# START OF EXERCISE MATERIAL

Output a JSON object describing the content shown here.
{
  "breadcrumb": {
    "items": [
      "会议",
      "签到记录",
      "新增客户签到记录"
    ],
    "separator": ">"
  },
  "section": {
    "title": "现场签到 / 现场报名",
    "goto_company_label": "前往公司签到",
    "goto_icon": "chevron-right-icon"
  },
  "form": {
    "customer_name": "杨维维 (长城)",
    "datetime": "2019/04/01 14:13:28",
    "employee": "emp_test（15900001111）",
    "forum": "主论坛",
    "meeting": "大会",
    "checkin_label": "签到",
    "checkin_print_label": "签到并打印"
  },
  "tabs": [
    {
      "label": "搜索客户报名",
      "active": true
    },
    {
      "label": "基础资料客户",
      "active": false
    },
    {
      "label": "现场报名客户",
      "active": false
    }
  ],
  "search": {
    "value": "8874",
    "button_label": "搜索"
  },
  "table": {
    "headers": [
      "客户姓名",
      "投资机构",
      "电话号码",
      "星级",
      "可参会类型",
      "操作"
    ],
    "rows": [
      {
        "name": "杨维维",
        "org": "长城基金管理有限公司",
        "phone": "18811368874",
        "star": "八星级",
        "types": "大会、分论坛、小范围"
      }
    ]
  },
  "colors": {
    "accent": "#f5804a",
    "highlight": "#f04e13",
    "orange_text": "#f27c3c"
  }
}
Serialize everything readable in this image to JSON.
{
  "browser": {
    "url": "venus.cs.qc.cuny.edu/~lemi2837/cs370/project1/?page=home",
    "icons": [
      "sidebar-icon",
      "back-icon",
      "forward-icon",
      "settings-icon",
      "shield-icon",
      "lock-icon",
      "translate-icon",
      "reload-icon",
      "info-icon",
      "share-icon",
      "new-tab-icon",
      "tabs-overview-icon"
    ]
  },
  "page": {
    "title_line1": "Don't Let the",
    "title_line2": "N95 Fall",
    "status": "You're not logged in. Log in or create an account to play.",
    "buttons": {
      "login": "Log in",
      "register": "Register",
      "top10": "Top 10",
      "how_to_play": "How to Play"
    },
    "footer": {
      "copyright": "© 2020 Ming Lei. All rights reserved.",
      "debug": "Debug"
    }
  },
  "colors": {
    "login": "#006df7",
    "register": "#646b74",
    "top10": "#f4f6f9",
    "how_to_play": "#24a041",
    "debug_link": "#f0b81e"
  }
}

# END OF EXERCISE MATERIAL

• [EXERCISE] Please output the entries above, every line exactly as it reads.

• [THE OUTPUT]
Output a JSON object describing the content shown here.
{
  "breadcrumb": {
    "items": [
      "会议",
      "签到记录",
      "新增客户签到记录"
    ],
    "separator": ">"
  },
  "section": {
    "title": "现场签到 / 现场报名",
    "goto_company_label": "前往公司签到",
    "goto_icon": "chevron-right-icon"
  },
  "form": {
    "customer_name": "杨维维 (长城)",
    "datetime": "2019/04/01 14:13:28",
    "employee": "emp_test（15900001111）",
    "forum": "主论坛",
    "meeting": "大会",
    "checkin_label": "签到",
    "checkin_print_label": "签到并打印"
  },
  "tabs": [
    {
      "label": "搜索客户报名",
      "active": true
    },
    {
      "label": "基础资料客户",
      "active": false
    },
    {
      "label": "现场报名客户",
      "active": false
    }
  ],
  "search": {
    "value": "8874",
    "button_label": "搜索"
  },
  "table": {
    "headers": [
      "客户姓名",
      "投资机构",
      "电话号码",
      "星级",
      "可参会类型",
      "操作"
    ],
    "rows": [
      {
        "name": "杨维维",
        "org": "长城基金管理有限公司",
        "phone": "18811368874",
        "star": "八星级",
        "types": "大会、分论坛、小范围"
      }
    ]
  },
  "colors": {
    "accent": "#f5804a",
    "highlight": "#f04e13",
    "orange_text": "#f27c3c"
  }
}
Serialize everything readable in this image to JSON.
{
  "browser": {
    "url": "venus.cs.qc.cuny.edu/~lemi2837/cs370/project1/?page=home",
    "icons": [
      "sidebar-icon",
      "back-icon",
      "forward-icon",
      "settings-icon",
      "shield-icon",
      "lock-icon",
      "translate-icon",
      "reload-icon",
      "info-icon",
      "share-icon",
      "new-tab-icon",
      "tabs-overview-icon"
    ]
  },
  "page": {
    "title_line1": "Don't Let the",
    "title_line2": "N95 Fall",
    "status": "You're not logged in. Log in or create an account to play.",
    "buttons": {
      "login": "Log in",
      "register": "Register",
      "top10": "Top 10",
      "how_to_play": "How to Play"
    },
    "footer": {
      "copyright": "© 2020 Ming Lei. All rights reserved.",
      "debug": "Debug"
    }
  },
  "colors": {
    "login": "#006df7",
    "register": "#646b74",
    "top10": "#f4f6f9",
    "how_to_play": "#24a041",
    "debug_link": "#f0b81e"
  }
}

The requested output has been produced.